___ PAGE EXTRACT
“Where are you from?” people ask — innocently, not understanding that my answer is likely to exceed the limits of their time and their patience. I can offer two replies. The first is long and complicated, and involves a list of place names (Seattle, Ohio, Pittsburgh, North Dakota) so multivariate that it defies the kind of cohesion that the person asking the question probably wants. The second is shorter but no less complex: I’m an academic, and, as such, I’ve lived in a lot of places but am not quite from any of them.
The condition of the modern academic is, at least for many of us, characterized by transience, flexibility, and a resulting measure of ambivalence. It’s a state that brings to mind Henry James’s definition of cosmopolitanism: “that uncomfortable consequence of seeing many lands and feeling at home in none.”
Take my current cohort of first-year faculty colleagues. Faculty Friend A is a native-born Iowan who attended college in Iowa, moved to Michigan for her first job, switched careers and spent time in California, then entered a Ph.D. program in Arizona before ending up in North Dakota. Faculty Friend B spent his graduate career in Nashville and speaks with a slight, not uncharming Southern drawl — this in spite of the fact that he spent a decade in New York City and is originally from Utah. Faculty Friend C adds the challenges of citizenship to our collective riddles of space, place, and identity, having emigrated first from Iran to Canada for his education and then from Canada to the United States for his first faculty position.
The four of us, were we to put together a collective CV, would very likely have half of the United States covered. Combined with the rest of our colleagues in our university’s first-year faculty-mentoring program, we could add another 15 to 20 nations to our roster.
A year ago, I would have viewed all this collective displacement as decidedly negative. I would have registered the “discomfort” of James’s comment more keenly than the feeling of advantage to which it alludes. And I would have had personal reasons for doing so.
______
___ RECORD EXCERPTS
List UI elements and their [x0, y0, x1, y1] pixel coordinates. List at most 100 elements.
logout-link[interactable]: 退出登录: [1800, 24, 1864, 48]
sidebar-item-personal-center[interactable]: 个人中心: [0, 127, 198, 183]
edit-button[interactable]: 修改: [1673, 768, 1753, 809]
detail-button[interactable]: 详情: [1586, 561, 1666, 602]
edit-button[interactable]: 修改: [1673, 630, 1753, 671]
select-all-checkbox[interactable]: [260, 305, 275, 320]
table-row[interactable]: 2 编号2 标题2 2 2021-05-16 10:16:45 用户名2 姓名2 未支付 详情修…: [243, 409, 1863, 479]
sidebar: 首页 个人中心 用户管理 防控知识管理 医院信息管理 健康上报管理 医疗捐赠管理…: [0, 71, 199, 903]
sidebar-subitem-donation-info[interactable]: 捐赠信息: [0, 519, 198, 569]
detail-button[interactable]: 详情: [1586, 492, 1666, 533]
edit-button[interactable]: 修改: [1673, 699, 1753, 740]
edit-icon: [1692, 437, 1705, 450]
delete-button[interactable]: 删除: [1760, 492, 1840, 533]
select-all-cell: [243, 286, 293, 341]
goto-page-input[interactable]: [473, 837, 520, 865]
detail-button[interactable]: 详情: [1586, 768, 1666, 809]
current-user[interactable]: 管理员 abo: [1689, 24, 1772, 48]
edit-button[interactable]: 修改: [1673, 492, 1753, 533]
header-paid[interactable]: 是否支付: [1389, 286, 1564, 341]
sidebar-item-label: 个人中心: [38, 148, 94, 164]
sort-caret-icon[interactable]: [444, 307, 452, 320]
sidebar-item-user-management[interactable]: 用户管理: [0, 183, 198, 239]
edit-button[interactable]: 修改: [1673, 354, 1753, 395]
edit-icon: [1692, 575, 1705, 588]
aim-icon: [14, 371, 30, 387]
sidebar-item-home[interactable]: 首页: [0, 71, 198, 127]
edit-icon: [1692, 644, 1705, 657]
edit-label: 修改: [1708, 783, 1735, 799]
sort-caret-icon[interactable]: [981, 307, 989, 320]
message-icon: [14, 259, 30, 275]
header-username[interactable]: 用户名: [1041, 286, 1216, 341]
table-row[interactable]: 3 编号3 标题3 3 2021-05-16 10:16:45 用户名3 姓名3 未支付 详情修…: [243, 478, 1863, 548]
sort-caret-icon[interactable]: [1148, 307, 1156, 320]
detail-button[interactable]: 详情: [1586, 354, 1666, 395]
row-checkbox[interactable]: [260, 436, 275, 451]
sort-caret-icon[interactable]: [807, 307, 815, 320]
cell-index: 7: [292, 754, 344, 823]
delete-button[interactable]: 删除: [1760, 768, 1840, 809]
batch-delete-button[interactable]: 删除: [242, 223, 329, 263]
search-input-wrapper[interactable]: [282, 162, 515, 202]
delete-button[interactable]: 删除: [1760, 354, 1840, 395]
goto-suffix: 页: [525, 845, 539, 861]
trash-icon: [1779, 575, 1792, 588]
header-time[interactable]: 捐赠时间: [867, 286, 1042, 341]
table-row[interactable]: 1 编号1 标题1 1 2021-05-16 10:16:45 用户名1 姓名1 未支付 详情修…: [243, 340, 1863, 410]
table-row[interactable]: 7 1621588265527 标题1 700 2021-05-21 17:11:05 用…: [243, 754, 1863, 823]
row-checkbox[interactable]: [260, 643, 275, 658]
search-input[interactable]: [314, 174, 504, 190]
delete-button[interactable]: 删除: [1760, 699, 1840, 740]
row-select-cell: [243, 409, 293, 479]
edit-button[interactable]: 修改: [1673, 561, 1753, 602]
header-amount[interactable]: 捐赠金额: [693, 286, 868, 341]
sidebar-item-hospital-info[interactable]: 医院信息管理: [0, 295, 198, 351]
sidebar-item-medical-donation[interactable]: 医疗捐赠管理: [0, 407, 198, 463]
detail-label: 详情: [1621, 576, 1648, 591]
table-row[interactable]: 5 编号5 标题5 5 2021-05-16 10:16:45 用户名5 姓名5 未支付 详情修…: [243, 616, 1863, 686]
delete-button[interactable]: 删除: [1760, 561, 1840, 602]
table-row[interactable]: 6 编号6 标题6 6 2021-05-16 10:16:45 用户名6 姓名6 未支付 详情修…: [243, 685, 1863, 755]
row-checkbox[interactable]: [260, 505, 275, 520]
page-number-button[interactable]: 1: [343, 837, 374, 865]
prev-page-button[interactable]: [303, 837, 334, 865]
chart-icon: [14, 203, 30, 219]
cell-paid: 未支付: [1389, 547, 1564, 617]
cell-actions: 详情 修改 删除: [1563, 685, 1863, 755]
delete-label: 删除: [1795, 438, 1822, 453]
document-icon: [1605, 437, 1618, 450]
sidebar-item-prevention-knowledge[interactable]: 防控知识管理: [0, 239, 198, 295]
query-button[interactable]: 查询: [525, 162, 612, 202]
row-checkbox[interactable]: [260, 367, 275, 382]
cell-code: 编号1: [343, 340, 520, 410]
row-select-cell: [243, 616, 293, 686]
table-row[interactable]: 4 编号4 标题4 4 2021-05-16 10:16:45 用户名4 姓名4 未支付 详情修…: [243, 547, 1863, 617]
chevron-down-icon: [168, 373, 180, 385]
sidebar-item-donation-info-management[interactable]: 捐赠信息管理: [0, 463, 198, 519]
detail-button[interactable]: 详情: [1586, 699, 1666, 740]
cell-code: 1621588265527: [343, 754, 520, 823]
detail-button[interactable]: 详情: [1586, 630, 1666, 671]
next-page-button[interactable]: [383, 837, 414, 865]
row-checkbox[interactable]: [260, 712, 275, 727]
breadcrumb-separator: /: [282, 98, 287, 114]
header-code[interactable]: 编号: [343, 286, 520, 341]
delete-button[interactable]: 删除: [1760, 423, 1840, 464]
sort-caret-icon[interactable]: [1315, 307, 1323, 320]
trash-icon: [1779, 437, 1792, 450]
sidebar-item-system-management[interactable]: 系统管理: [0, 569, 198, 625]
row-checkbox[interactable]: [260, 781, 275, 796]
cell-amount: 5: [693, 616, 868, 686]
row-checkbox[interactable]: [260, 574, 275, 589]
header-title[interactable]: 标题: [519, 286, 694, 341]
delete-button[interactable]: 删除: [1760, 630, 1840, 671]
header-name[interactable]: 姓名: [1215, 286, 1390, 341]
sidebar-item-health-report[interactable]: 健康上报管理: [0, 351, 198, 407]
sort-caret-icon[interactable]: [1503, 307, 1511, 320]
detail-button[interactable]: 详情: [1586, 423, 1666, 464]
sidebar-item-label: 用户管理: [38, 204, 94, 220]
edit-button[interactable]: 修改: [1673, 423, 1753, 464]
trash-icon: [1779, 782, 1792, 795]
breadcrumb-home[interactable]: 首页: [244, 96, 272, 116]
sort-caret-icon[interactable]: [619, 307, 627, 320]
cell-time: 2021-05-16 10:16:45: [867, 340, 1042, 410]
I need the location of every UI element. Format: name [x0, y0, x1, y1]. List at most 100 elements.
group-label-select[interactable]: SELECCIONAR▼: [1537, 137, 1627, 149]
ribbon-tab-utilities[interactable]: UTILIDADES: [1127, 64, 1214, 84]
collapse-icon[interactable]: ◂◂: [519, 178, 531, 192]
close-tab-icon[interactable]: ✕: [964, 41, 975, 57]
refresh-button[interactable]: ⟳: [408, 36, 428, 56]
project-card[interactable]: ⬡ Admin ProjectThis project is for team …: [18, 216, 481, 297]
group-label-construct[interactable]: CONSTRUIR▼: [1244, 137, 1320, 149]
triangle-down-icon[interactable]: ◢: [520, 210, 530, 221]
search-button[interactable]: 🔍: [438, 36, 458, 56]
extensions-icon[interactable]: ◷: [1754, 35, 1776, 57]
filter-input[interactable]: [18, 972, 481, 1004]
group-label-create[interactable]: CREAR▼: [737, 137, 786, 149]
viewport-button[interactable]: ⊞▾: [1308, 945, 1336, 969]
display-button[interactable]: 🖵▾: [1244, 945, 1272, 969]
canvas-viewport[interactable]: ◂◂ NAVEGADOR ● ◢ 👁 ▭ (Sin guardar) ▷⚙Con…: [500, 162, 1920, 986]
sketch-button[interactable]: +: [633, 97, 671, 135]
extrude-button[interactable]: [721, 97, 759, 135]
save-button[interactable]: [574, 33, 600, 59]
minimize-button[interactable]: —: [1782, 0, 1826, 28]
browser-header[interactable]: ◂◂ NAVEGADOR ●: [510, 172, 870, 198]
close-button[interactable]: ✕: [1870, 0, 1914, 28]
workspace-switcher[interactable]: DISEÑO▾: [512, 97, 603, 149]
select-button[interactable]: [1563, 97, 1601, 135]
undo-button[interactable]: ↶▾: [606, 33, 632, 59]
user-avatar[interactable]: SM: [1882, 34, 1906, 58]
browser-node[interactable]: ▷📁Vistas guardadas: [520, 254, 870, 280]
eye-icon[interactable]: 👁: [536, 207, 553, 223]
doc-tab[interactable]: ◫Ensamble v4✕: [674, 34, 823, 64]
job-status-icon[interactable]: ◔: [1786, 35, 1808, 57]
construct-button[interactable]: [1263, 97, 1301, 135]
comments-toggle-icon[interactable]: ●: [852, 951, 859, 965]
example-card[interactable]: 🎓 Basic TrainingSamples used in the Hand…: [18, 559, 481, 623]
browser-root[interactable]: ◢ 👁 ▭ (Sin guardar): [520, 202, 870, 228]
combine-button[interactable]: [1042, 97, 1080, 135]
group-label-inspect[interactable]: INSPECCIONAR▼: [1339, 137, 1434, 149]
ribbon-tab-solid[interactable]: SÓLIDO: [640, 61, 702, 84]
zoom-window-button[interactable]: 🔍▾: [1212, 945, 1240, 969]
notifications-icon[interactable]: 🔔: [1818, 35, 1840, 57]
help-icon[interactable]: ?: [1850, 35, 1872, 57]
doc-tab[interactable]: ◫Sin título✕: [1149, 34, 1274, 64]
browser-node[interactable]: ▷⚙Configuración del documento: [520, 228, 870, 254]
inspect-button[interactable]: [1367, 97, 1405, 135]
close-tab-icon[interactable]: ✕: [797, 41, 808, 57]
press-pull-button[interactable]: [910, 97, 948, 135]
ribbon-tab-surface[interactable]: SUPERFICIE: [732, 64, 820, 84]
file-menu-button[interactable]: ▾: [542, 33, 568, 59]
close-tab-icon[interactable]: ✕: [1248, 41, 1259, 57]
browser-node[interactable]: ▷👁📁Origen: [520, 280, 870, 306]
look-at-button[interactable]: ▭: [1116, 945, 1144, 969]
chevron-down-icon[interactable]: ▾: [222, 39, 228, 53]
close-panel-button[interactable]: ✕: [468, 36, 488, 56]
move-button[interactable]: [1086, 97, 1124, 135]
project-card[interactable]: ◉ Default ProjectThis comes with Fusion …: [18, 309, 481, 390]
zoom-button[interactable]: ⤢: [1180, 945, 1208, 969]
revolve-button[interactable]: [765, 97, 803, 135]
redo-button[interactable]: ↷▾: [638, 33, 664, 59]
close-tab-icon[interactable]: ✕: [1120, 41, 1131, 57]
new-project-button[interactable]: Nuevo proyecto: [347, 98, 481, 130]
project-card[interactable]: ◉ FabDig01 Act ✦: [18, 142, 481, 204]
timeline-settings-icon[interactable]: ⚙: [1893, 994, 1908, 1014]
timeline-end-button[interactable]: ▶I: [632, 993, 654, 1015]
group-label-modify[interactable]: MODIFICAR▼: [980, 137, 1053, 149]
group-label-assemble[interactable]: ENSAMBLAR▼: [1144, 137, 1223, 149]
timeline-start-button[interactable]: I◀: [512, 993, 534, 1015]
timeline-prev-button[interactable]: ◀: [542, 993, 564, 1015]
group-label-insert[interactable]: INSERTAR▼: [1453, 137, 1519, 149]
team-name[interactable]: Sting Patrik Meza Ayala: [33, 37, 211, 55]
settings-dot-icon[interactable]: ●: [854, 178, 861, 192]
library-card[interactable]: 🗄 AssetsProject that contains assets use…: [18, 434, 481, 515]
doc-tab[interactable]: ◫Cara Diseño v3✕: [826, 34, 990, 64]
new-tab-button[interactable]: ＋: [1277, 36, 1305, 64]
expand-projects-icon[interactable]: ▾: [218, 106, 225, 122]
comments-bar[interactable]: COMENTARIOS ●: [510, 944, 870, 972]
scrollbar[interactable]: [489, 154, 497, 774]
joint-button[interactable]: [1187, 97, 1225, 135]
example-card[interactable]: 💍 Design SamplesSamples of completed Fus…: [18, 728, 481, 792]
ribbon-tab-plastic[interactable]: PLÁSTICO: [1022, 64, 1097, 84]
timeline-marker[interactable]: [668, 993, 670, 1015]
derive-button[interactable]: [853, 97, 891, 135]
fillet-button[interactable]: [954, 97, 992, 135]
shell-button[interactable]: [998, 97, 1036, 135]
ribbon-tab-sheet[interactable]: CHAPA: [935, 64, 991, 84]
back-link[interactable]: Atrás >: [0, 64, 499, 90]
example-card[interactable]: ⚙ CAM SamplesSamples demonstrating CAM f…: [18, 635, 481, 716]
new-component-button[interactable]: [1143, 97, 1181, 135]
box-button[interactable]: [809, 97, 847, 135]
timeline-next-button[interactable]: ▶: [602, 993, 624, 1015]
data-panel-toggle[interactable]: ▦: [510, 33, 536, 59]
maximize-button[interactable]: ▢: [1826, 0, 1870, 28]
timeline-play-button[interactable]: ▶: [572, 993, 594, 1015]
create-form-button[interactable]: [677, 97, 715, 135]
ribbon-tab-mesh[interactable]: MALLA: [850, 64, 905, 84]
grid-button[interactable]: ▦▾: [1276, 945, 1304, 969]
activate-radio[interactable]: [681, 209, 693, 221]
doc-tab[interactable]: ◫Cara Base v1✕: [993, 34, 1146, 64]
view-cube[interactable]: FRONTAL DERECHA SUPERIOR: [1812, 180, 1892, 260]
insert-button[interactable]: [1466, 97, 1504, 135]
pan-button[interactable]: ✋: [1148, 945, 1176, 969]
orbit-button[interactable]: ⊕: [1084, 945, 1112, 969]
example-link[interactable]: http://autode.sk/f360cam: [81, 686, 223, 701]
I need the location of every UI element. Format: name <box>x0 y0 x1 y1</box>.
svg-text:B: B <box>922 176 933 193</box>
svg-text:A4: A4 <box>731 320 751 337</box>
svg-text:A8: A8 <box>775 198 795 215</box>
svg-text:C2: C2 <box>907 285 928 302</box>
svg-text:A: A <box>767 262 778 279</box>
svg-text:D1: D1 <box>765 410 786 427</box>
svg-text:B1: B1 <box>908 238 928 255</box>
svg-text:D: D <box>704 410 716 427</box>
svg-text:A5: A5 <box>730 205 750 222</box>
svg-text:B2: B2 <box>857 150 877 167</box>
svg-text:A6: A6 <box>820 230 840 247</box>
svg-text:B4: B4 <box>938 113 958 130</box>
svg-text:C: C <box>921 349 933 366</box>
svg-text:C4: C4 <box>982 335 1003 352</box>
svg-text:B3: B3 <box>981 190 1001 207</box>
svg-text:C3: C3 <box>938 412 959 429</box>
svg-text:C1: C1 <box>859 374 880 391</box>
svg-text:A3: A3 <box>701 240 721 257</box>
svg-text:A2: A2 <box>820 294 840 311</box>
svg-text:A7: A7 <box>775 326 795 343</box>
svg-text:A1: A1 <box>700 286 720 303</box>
______
CHALLENGE 1 ->
Using the essay on academic transience, answer these:
(a) Which place names does the author give in the longer reply to "Where are you from?"
(b) In what city did Faculty Friend B spend his graduate career?
(c) How many more nations could the rest of the first-year faculty-mentoring program add to the roster?
CHALLENGE 2 -> Which states does the essay on academic transience name as places where Faculty Friend A was born, studied, worked or ended up?

WRITTEN SOLUTION 1 ->
(a) Seattle, Ohio, Pittsburgh, North Dakota
(b) Nashville
(c) 15 to 20

WRITTEN SOLUTION 2 -> Iowa, Michigan, California, Arizona, North Dakota